◆ DATA LINES ◆
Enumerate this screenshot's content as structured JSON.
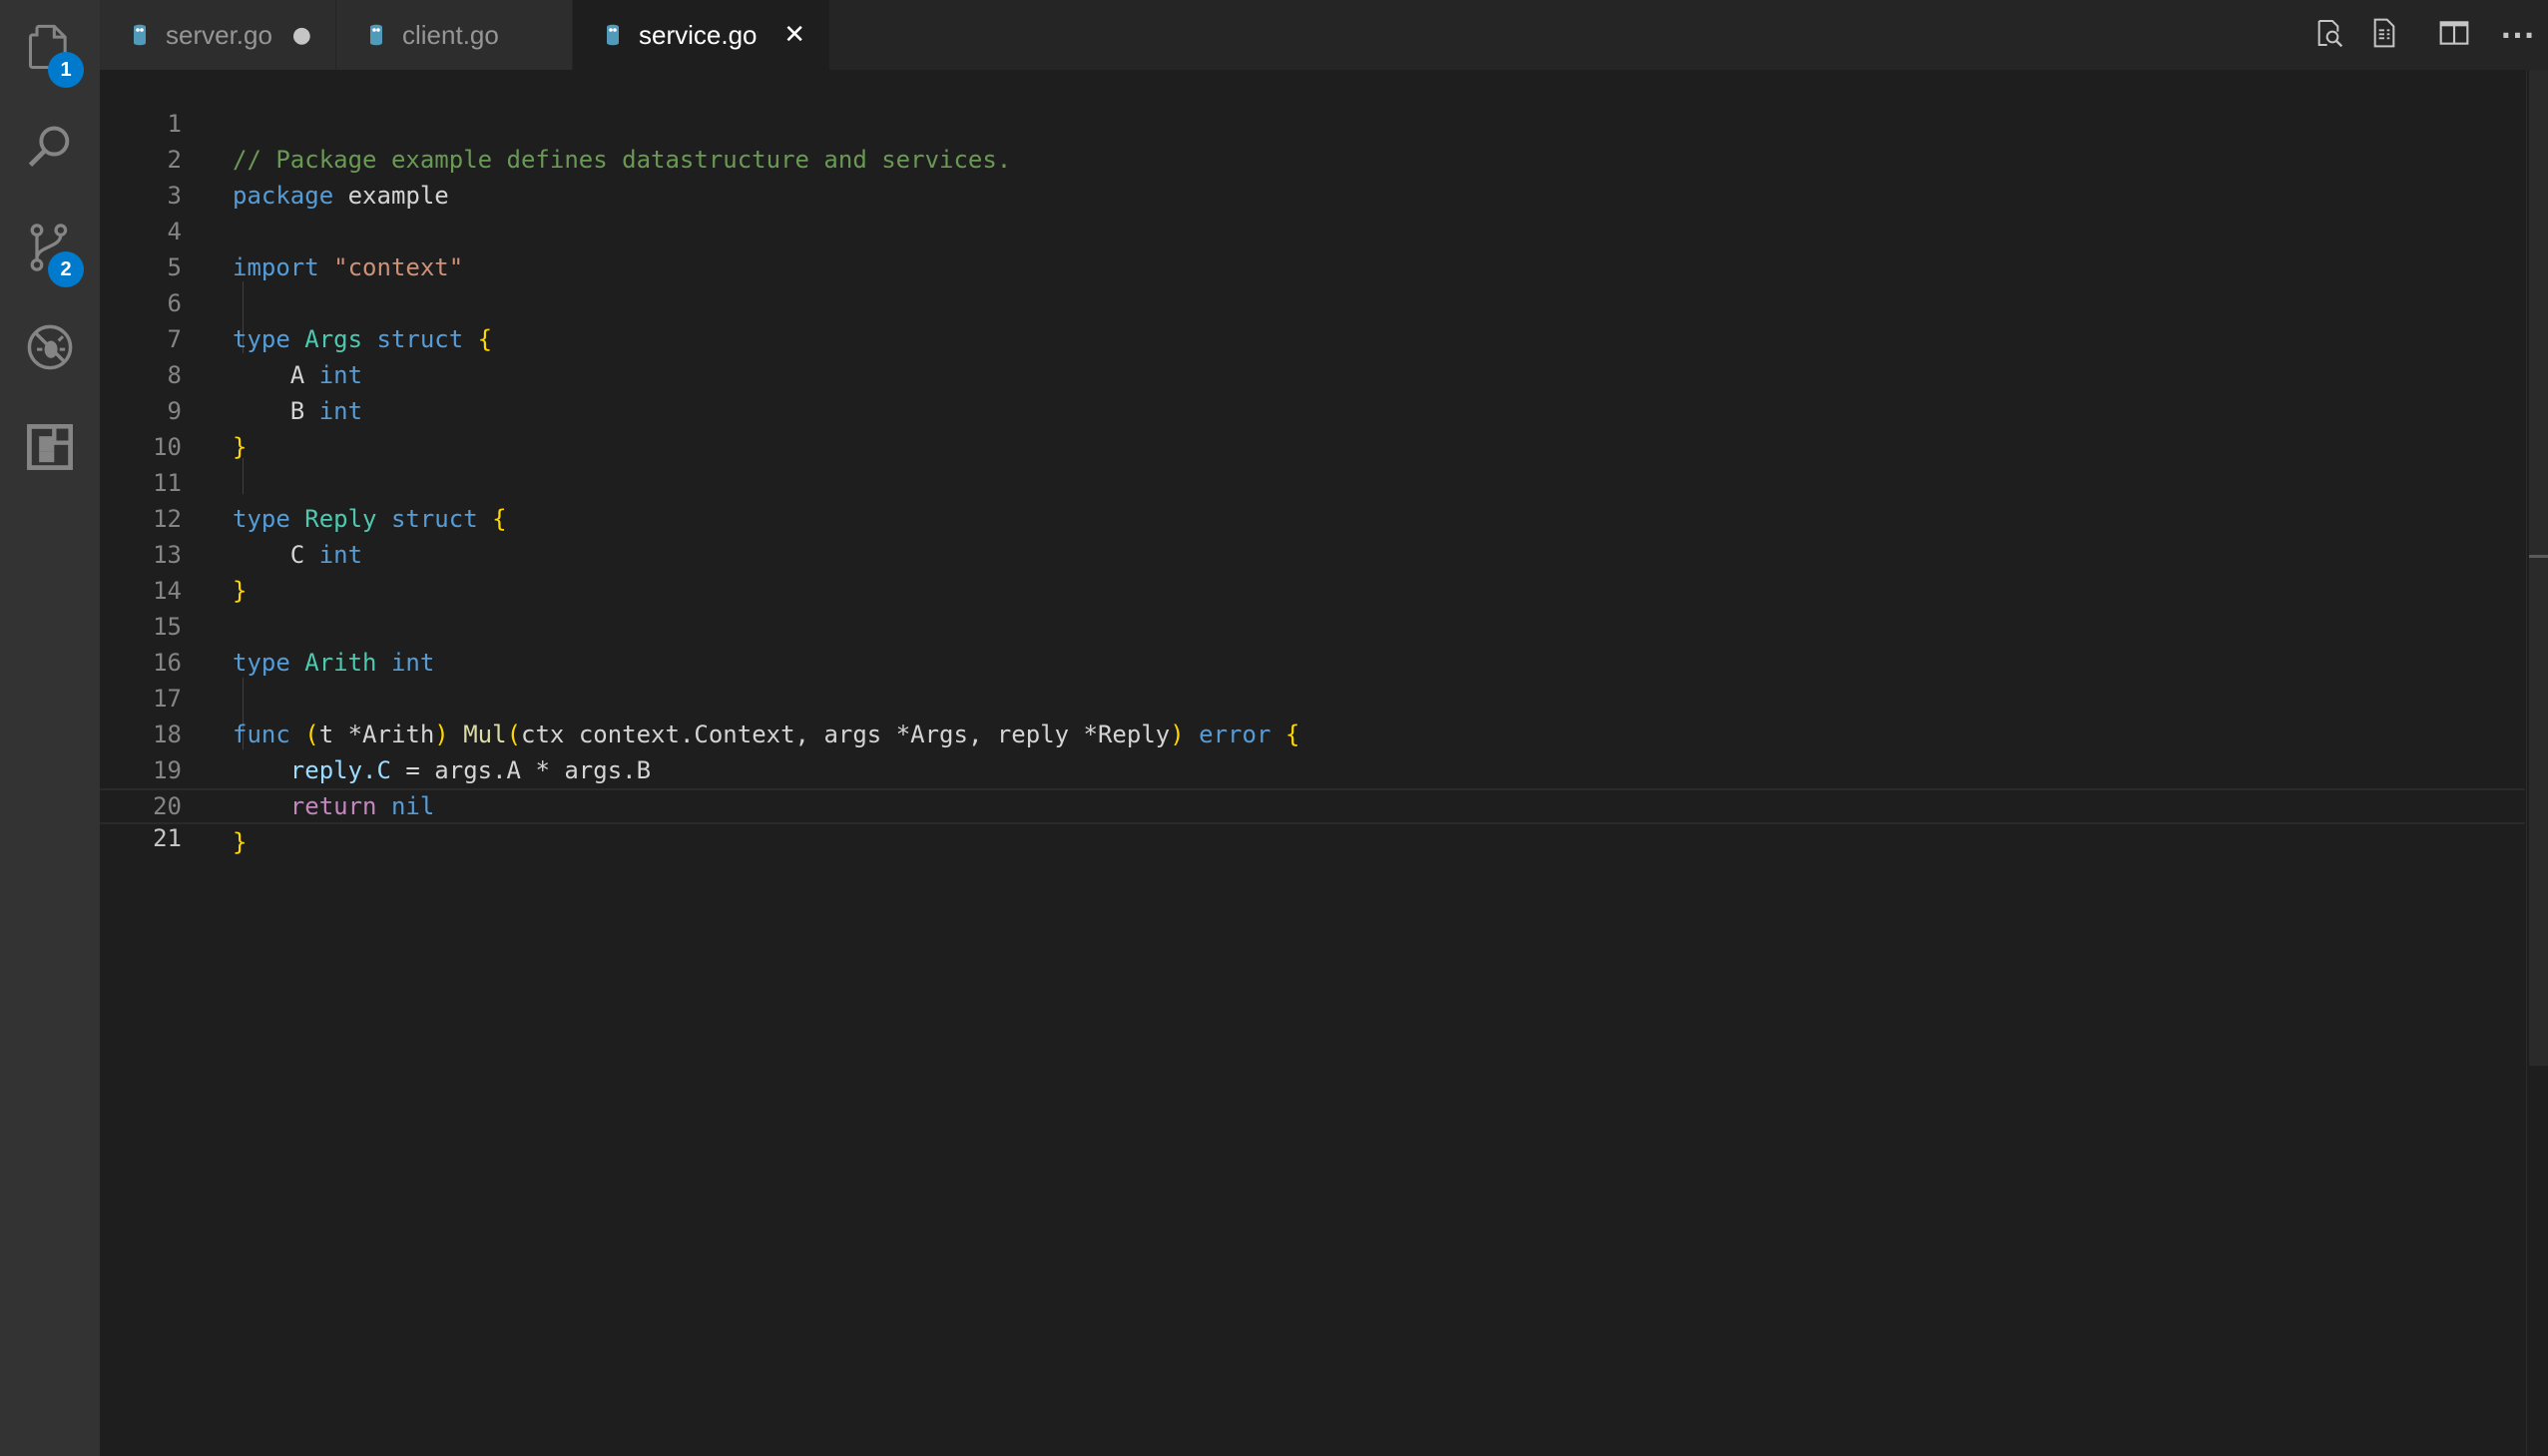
{
  "activity_bar": {
    "items": [
      {
        "icon": "files-icon",
        "badge": "1"
      },
      {
        "icon": "search-icon"
      },
      {
        "icon": "source-control-icon",
        "badge": "2"
      },
      {
        "icon": "debug-icon"
      },
      {
        "icon": "extensions-icon"
      }
    ],
    "badge_color": "#007acc"
  },
  "tabs": [
    {
      "label": "server.go",
      "icon": "go-file-icon",
      "state": "dirty",
      "action": "●"
    },
    {
      "label": "client.go",
      "icon": "go-file-icon",
      "state": "inactive",
      "action": ""
    },
    {
      "label": "service.go",
      "icon": "go-file-icon",
      "state": "active",
      "action": "✕"
    }
  ],
  "toolbar": {
    "icons": [
      "open-changes-icon",
      "open-preview-icon",
      "split-editor-icon",
      "more-actions-icon"
    ],
    "more_label": "···"
  },
  "editor": {
    "language": "go",
    "current_line": 21,
    "line_numbers": [
      "1",
      "2",
      "3",
      "4",
      "5",
      "6",
      "7",
      "8",
      "9",
      "10",
      "11",
      "12",
      "13",
      "14",
      "15",
      "16",
      "17",
      "18",
      "19",
      "20",
      "21"
    ],
    "lines": [
      "// Package example defines datastructure and services.",
      "package example",
      "",
      "import \"context\"",
      "",
      "type Args struct {",
      "    A int",
      "    B int",
      "}",
      "",
      "type Reply struct {",
      "    C int",
      "}",
      "",
      "type Arith int",
      "",
      "func (t *Arith) Mul(ctx context.Context, args *Args, reply *Reply) error {",
      "    reply.C = args.A * args.B",
      "    return nil",
      "}",
      ""
    ],
    "tokens": {
      "l1": [
        "// Package example defines datastructure and services."
      ],
      "l2": [
        "package",
        " example"
      ],
      "l4": [
        "import",
        " ",
        "\"context\""
      ],
      "l6": [
        "type",
        " ",
        "Args",
        " ",
        "struct",
        " ",
        "{"
      ],
      "l7": [
        "    ",
        "A",
        " ",
        "int"
      ],
      "l8": [
        "    ",
        "B",
        " ",
        "int"
      ],
      "l9": [
        "}"
      ],
      "l11": [
        "type",
        " ",
        "Reply",
        " ",
        "struct",
        " ",
        "{"
      ],
      "l12": [
        "    ",
        "C",
        " ",
        "int"
      ],
      "l13": [
        "}"
      ],
      "l15": [
        "type",
        " ",
        "Arith",
        " ",
        "int"
      ],
      "l17": [
        "func",
        " ",
        "(",
        "t *Arith",
        ")",
        " ",
        "Mul",
        "(",
        "ctx context.Context, args *Args, reply *Reply",
        ")",
        " ",
        "error",
        " ",
        "{"
      ],
      "l18": [
        "    ",
        "reply.C",
        " = args.A * args.B"
      ],
      "l19": [
        "    ",
        "return",
        " ",
        "nil"
      ],
      "l20": [
        "}"
      ]
    }
  },
  "colors": {
    "keyword": "#569cd6",
    "type": "#4ec9b0",
    "comment": "#6a9955",
    "string": "#ce9178",
    "function": "#dcdcaa",
    "control": "#c586c0",
    "bracket": "#ffd700",
    "variable": "#9cdcfe",
    "background": "#1e1e1e"
  }
}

◆ PROBLEM STATEMENT ◆
Copy out the data above exactly, except the pictures.

◆ WRITTEN ANSWER ◆
Enumerate this screenshot's content as structured JSON.
{
  "activity_bar": {
    "items": [
      {
        "icon": "files-icon",
        "badge": "1"
      },
      {
        "icon": "search-icon"
      },
      {
        "icon": "source-control-icon",
        "badge": "2"
      },
      {
        "icon": "debug-icon"
      },
      {
        "icon": "extensions-icon"
      }
    ],
    "badge_color": "#007acc"
  },
  "tabs": [
    {
      "label": "server.go",
      "icon": "go-file-icon",
      "state": "dirty",
      "action": "●"
    },
    {
      "label": "client.go",
      "icon": "go-file-icon",
      "state": "inactive",
      "action": ""
    },
    {
      "label": "service.go",
      "icon": "go-file-icon",
      "state": "active",
      "action": "✕"
    }
  ],
  "toolbar": {
    "icons": [
      "open-changes-icon",
      "open-preview-icon",
      "split-editor-icon",
      "more-actions-icon"
    ],
    "more_label": "···"
  },
  "editor": {
    "language": "go",
    "current_line": 21,
    "line_numbers": [
      "1",
      "2",
      "3",
      "4",
      "5",
      "6",
      "7",
      "8",
      "9",
      "10",
      "11",
      "12",
      "13",
      "14",
      "15",
      "16",
      "17",
      "18",
      "19",
      "20",
      "21"
    ],
    "lines": [
      "// Package example defines datastructure and services.",
      "package example",
      "",
      "import \"context\"",
      "",
      "type Args struct {",
      "    A int",
      "    B int",
      "}",
      "",
      "type Reply struct {",
      "    C int",
      "}",
      "",
      "type Arith int",
      "",
      "func (t *Arith) Mul(ctx context.Context, args *Args, reply *Reply) error {",
      "    reply.C = args.A * args.B",
      "    return nil",
      "}",
      ""
    ],
    "tokens": {
      "l1": [
        "// Package example defines datastructure and services."
      ],
      "l2": [
        "package",
        " example"
      ],
      "l4": [
        "import",
        " ",
        "\"context\""
      ],
      "l6": [
        "type",
        " ",
        "Args",
        " ",
        "struct",
        " ",
        "{"
      ],
      "l7": [
        "    ",
        "A",
        " ",
        "int"
      ],
      "l8": [
        "    ",
        "B",
        " ",
        "int"
      ],
      "l9": [
        "}"
      ],
      "l11": [
        "type",
        " ",
        "Reply",
        " ",
        "struct",
        " ",
        "{"
      ],
      "l12": [
        "    ",
        "C",
        " ",
        "int"
      ],
      "l13": [
        "}"
      ],
      "l15": [
        "type",
        " ",
        "Arith",
        " ",
        "int"
      ],
      "l17": [
        "func",
        " ",
        "(",
        "t *Arith",
        ")",
        " ",
        "Mul",
        "(",
        "ctx context.Context, args *Args, reply *Reply",
        ")",
        " ",
        "error",
        " ",
        "{"
      ],
      "l18": [
        "    ",
        "reply.C",
        " = args.A * args.B"
      ],
      "l19": [
        "    ",
        "return",
        " ",
        "nil"
      ],
      "l20": [
        "}"
      ]
    }
  },
  "colors": {
    "keyword": "#569cd6",
    "type": "#4ec9b0",
    "comment": "#6a9955",
    "string": "#ce9178",
    "function": "#dcdcaa",
    "control": "#c586c0",
    "bracket": "#ffd700",
    "variable": "#9cdcfe",
    "background": "#1e1e1e"
  }
}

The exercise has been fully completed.